══ DATA PROVIDED

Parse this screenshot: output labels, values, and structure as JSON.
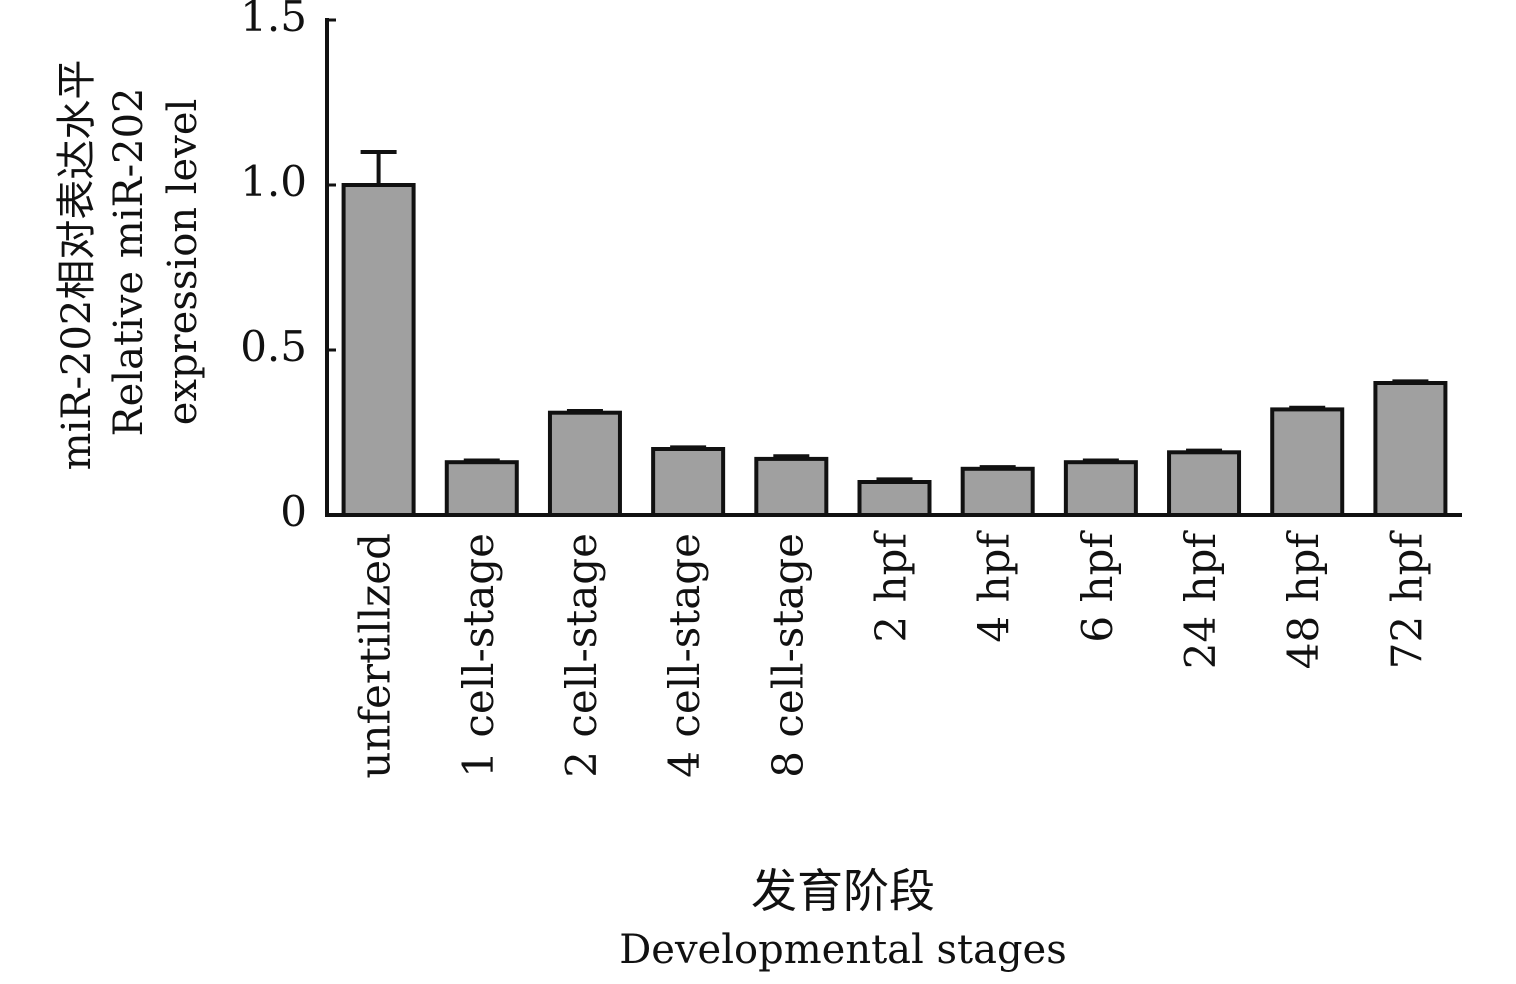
{
  "chart_data": {
    "type": "bar",
    "y_label": [
      "miR-202相对表达水平",
      "Relative miR-202",
      "expression level"
    ],
    "x_label": [
      "发育阶段",
      "Developmental stages"
    ],
    "categories": [
      "unfertillzed",
      "1 cell-stage",
      "2 cell-stage",
      "4 cell-stage",
      "8 cell-stage",
      "2 hpf",
      "4 hpf",
      "6 hpf",
      "24 hpf",
      "48 hpf",
      "72 hpf"
    ],
    "values": [
      1.0,
      0.16,
      0.31,
      0.2,
      0.17,
      0.1,
      0.14,
      0.16,
      0.19,
      0.32,
      0.4
    ],
    "errors": [
      0.1,
      0.005,
      0.005,
      0.005,
      0.008,
      0.008,
      0.005,
      0.005,
      0.005,
      0.005,
      0.005
    ],
    "color": "#a0a0a0",
    "ylim": [
      0,
      1.5
    ],
    "yticks": [
      0,
      0.5,
      {
        "value": 1,
        "label": "1.0"
      },
      1.5
    ]
  }
}
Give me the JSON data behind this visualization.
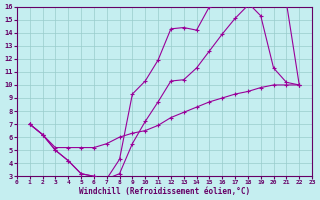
{
  "xlabel": "Windchill (Refroidissement éolien,°C)",
  "background_color": "#c5eef0",
  "grid_color": "#99cccc",
  "line_color": "#990099",
  "border_color": "#660066",
  "xlim": [
    0,
    23
  ],
  "ylim": [
    3,
    16
  ],
  "xticks": [
    0,
    1,
    2,
    3,
    4,
    5,
    6,
    7,
    8,
    9,
    10,
    11,
    12,
    13,
    14,
    15,
    16,
    17,
    18,
    19,
    20,
    21,
    22,
    23
  ],
  "yticks": [
    3,
    4,
    5,
    6,
    7,
    8,
    9,
    10,
    11,
    12,
    13,
    14,
    15,
    16
  ],
  "curve1_x": [
    1,
    2,
    3,
    4,
    5,
    6,
    7,
    8,
    9,
    10,
    11,
    12,
    13,
    14,
    15,
    16,
    17,
    18,
    19,
    20,
    21,
    22
  ],
  "curve1_y": [
    7.0,
    6.2,
    5.0,
    4.2,
    3.2,
    3.0,
    2.8,
    4.3,
    9.3,
    10.3,
    11.9,
    14.3,
    14.4,
    14.2,
    16.0,
    16.2,
    16.4,
    16.3,
    15.3,
    11.3,
    10.2,
    10.0
  ],
  "curve2_x": [
    1,
    2,
    3,
    4,
    5,
    6,
    7,
    8,
    9,
    10,
    11,
    12,
    13,
    14,
    15,
    16,
    17,
    18,
    19,
    20,
    21,
    22
  ],
  "curve2_y": [
    7.0,
    6.2,
    5.0,
    4.2,
    3.2,
    3.0,
    2.8,
    3.2,
    5.5,
    7.2,
    8.7,
    10.3,
    10.4,
    11.3,
    12.6,
    13.9,
    15.1,
    16.1,
    16.3,
    16.3,
    16.3,
    10.0
  ],
  "curve3_x": [
    1,
    2,
    3,
    4,
    5,
    6,
    7,
    8,
    9,
    10,
    11,
    12,
    13,
    14,
    15,
    16,
    17,
    18,
    19,
    20,
    21,
    22
  ],
  "curve3_y": [
    7.0,
    6.2,
    5.2,
    5.2,
    5.2,
    5.2,
    5.5,
    6.0,
    6.3,
    6.5,
    6.9,
    7.5,
    7.9,
    8.3,
    8.7,
    9.0,
    9.3,
    9.5,
    9.8,
    10.0,
    10.0,
    10.0
  ]
}
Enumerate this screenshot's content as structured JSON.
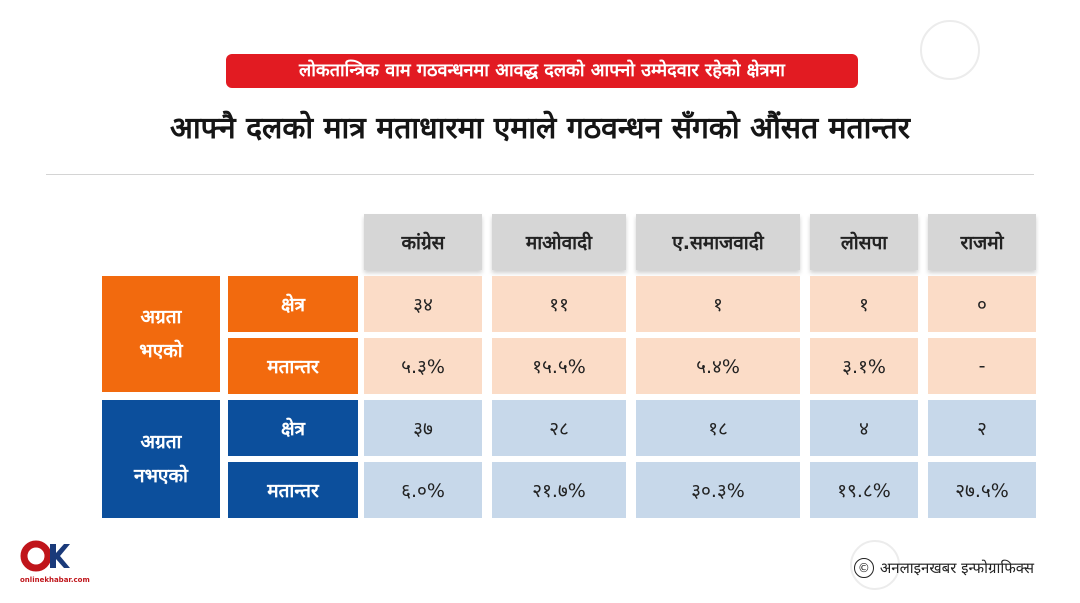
{
  "subtitle": "लोकतान्त्रिक वाम गठवन्धनमा आवद्ध दलको आफ्नो उम्मेदवार रहेको क्षेत्रमा",
  "title": "आफ्नै दलको मात्र मताधारमा एमाले गठवन्धन सँगको औंसत मतान्तर",
  "table": {
    "columns": [
      "कांग्रेस",
      "माओवादी",
      "ए.समाजवादी",
      "लोसपा",
      "राजमो"
    ],
    "groups": [
      {
        "label_line1": "अग्रता",
        "label_line2": "भएको",
        "color": "#f26a0e",
        "rows": [
          {
            "label": "क्षेत्र",
            "values": [
              "३४",
              "११",
              "१",
              "१",
              "०"
            ]
          },
          {
            "label": "मतान्तर",
            "values": [
              "५.३%",
              "१५.५%",
              "५.४%",
              "३.१%",
              "-"
            ]
          }
        ]
      },
      {
        "label_line1": "अग्रता",
        "label_line2": "नभएको",
        "color": "#0c4f9c",
        "rows": [
          {
            "label": "क्षेत्र",
            "values": [
              "३७",
              "२८",
              "१८",
              "४",
              "२"
            ]
          },
          {
            "label": "मतान्तर",
            "values": [
              "६.०%",
              "२१.७%",
              "३०.३%",
              "१९.८%",
              "२७.५%"
            ]
          }
        ]
      }
    ]
  },
  "logo": {
    "text": "onlinekhabar.com",
    "icon": "ok-logo-icon"
  },
  "credit": {
    "icon": "copyright-icon",
    "symbol": "©",
    "text": "अनलाइनखबर इन्फोग्राफिक्स"
  },
  "colors": {
    "accent_red": "#e21b22",
    "orange": "#f26a0e",
    "blue": "#0c4f9c"
  }
}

════

▶ [WHAT TO WORK ON]: Give the number of lines in the listing above that hold the string "screenshot", with nothing else.

▶ [TASK SOLUTION]: 2